--- START Supplied data ---

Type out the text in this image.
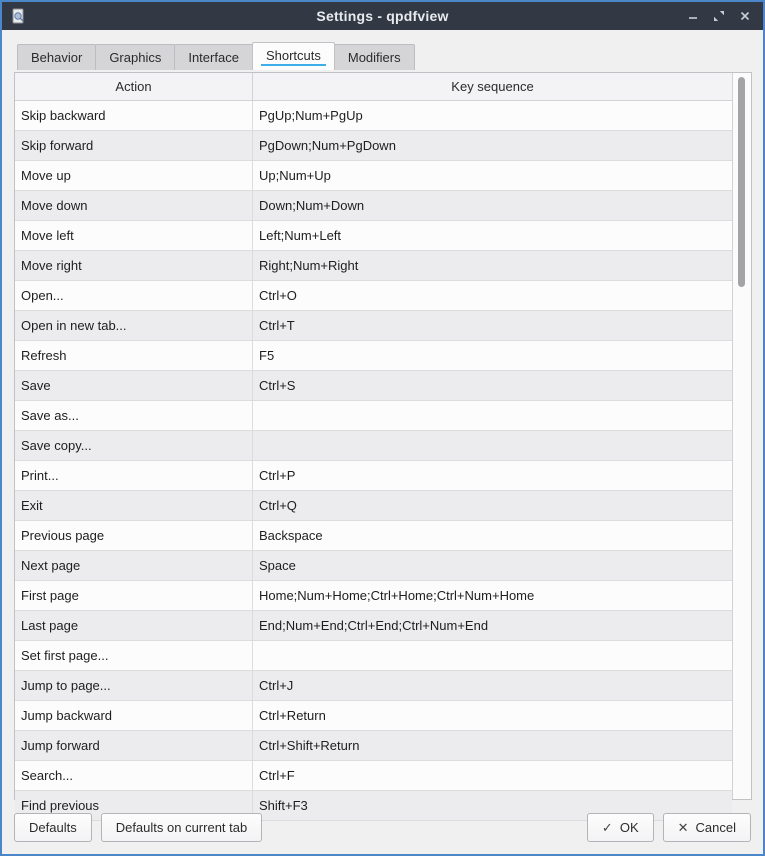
Settings - qpdfview
Behavior Graphics Interface	Shortcuts	Modifiers
Action	Key sequence
Skip backward	PgUp;Num+PgUp
Skip forward	PgDown;Num+PgDown
Move up	Up;Num+Up
Move down	Down;Num+Down
Move left	Left;Num+Left
Move right	Right;Num+Right
Open...	Ctrl+O
Open in new tab...	Ctrl+T
Refresh	F5
Save	Ctrl+S
Save as...
Save copy...
Print...	Ctrl+P
Exit	Ctrl+Q
Previous page	Backspace
Next page	Space
First page	Home;Num+Home;Ctrl+Home;Ctrl+Num+Home
Last page	End;Num+End;Ctrl+End;Ctrl+Num+End
Set first page...
Jump to page...	Ctrl+J
Jump backward	Ctrl+Return
Jump forward	Ctrl+Shift+Return
Search...	Ctrl+F
Find previous	Shift+F3
Defaults	Defaults on current tab	✓ OK	✕ Cancel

--- END Supplied data ---

What is being asked -
Locate the word "Jump" in the entries, and copy every line where it is found.

Reply to the exercise -
Jump to page...	Ctrl+J
Jump backward	Ctrl+Return
Jump forward	Ctrl+Shift+Return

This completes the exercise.